Jame Tierney was 14 years old when he was prescribed Effexor for migraine headaches. After about a year, the drug lost its effectiveness and his doctor doubled the dose.

"For the next 9 months," Jame recalled, "my life as I had known it was gone. I thought daily about suicide and hurting myself. I felt void of normal emotions. I was so belligerent, agitated, and filled with hate - hate for my family, my friends, and most of all myself. Rage consumed me. I felt trapped," he said.

Jame did things totally out of character. "I had little control and little inhibition," he said, "It was as if I was watching a movie and some villain was destroying all the relationships around me."

He spent most his time alone or else fighting with his parents. "They would ask what was wrong and what had happened to me," Jame said, and "I could not answer them because I did not know or understand myself. I was terrified."

He thanks God that his parents continued to search for answers. It was the Effexor. It was not prescribed for depression and he had no history of depression prior to taking the drug.

To counter the potential withdrawal effects, Jame was given Prozac, and the same personality and behavior problems were evident. The drug affected him the same way.

"I had never had these feelings before I took Effexor," Jame said, "I have never had these feelings since I stopped taking the Effexor and Prozac."

The way Jame sees it, "Effexor took three years from me and I will never get them back."

Donna Taylor's son, Mark, was shot between 7 to 13 times, at Columbine high school and nearly died.

Columbine shooter, Eric Harris, was on an SSRI at the time of the rampage, just like the majority of other kids who have been involved in senseless killings in recent years.

Mark Taylor points out that prior to the drastic increase in use of psychiatric on kids, "this has never happened in the history of America."

» **BRIEF 1**
Reproduce the part of the Effexor passage between "He thanks God" and "taking the drug.", inclusive.
» **BRIEF 2**
Answer from the Effexor passage:
(a) How old was Jame when he was prescribed Effexor?
(b) Which drug was Jame given to counter the potential withdrawal effects?
(c) At which school was Mark Taylor shot?
The entries have no connection to the Effexor passage.

Data records
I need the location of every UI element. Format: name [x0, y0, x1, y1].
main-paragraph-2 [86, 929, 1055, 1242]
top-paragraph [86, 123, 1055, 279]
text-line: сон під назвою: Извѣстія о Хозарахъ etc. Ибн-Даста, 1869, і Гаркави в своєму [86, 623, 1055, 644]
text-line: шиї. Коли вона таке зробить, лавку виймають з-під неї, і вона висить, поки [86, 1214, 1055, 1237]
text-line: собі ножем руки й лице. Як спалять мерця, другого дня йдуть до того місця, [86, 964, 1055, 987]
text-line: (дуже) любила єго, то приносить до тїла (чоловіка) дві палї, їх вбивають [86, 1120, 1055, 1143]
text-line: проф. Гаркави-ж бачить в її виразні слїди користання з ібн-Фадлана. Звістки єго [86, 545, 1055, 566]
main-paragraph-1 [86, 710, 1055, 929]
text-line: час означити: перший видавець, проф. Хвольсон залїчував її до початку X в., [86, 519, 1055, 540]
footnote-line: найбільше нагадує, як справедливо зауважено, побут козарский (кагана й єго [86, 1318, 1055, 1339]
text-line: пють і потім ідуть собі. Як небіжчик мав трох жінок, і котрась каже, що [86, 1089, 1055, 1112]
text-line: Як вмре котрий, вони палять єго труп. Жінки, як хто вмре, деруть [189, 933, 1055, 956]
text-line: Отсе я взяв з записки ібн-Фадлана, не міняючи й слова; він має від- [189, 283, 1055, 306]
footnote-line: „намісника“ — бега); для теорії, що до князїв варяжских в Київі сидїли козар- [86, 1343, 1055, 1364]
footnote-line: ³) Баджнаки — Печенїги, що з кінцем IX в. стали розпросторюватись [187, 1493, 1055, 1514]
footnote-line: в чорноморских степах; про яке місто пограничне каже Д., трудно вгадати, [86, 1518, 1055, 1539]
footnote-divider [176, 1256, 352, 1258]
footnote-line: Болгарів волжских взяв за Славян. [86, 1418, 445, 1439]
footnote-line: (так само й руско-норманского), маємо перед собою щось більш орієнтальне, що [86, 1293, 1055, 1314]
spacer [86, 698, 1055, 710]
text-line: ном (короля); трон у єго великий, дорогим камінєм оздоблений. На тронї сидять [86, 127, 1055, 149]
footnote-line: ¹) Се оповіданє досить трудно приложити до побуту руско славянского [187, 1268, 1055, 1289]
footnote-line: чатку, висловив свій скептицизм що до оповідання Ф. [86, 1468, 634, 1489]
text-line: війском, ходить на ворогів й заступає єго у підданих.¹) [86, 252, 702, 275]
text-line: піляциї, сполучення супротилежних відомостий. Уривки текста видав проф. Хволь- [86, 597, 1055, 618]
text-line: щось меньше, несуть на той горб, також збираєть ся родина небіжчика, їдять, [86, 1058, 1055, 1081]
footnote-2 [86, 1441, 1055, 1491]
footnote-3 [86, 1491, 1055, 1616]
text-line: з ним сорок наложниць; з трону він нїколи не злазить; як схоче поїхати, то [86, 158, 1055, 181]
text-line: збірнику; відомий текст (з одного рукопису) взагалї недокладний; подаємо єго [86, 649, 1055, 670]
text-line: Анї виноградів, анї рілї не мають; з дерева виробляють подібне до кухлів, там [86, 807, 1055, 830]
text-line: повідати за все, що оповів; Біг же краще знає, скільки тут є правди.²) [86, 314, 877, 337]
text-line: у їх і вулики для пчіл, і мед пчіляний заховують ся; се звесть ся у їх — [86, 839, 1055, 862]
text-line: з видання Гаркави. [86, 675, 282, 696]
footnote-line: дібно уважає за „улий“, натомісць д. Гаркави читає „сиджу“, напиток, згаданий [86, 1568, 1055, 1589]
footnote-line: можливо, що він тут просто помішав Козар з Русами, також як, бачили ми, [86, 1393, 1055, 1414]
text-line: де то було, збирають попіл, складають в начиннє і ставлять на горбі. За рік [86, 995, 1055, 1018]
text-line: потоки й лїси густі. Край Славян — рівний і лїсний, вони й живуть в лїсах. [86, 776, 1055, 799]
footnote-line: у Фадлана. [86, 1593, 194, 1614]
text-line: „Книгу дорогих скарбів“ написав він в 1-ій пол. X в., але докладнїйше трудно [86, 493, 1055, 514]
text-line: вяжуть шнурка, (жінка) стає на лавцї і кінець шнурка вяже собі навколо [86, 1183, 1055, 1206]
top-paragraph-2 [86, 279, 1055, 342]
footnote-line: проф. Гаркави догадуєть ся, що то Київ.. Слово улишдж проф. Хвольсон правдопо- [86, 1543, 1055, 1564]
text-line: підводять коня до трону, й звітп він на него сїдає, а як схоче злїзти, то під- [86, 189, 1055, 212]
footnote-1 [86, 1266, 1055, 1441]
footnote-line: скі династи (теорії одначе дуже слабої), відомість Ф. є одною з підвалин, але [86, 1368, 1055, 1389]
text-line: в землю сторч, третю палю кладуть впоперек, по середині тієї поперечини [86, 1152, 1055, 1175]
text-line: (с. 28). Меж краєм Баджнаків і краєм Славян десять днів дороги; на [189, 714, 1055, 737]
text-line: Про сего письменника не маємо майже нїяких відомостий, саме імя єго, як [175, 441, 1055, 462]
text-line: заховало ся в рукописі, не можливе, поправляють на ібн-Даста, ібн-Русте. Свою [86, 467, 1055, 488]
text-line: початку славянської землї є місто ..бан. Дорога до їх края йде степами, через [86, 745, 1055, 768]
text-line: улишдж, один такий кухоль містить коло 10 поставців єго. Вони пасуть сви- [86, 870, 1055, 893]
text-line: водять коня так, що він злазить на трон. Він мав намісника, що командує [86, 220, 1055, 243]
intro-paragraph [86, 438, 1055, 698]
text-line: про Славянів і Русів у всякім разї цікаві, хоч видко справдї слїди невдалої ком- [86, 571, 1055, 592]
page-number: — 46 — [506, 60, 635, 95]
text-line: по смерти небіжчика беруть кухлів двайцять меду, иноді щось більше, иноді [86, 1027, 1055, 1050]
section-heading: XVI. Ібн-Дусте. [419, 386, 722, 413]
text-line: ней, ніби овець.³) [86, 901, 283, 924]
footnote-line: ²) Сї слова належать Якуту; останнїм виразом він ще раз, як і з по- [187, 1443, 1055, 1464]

» **FINAL ANSWER 1**
He thanks God that his parents continued to search for answers. It was the Effexor. It was not prescribed for depression and he had no history of depression prior to taking the drug.

» **FINAL ANSWER 2**
(a) 14 years old
(b) Prozac
(c) Columbine high school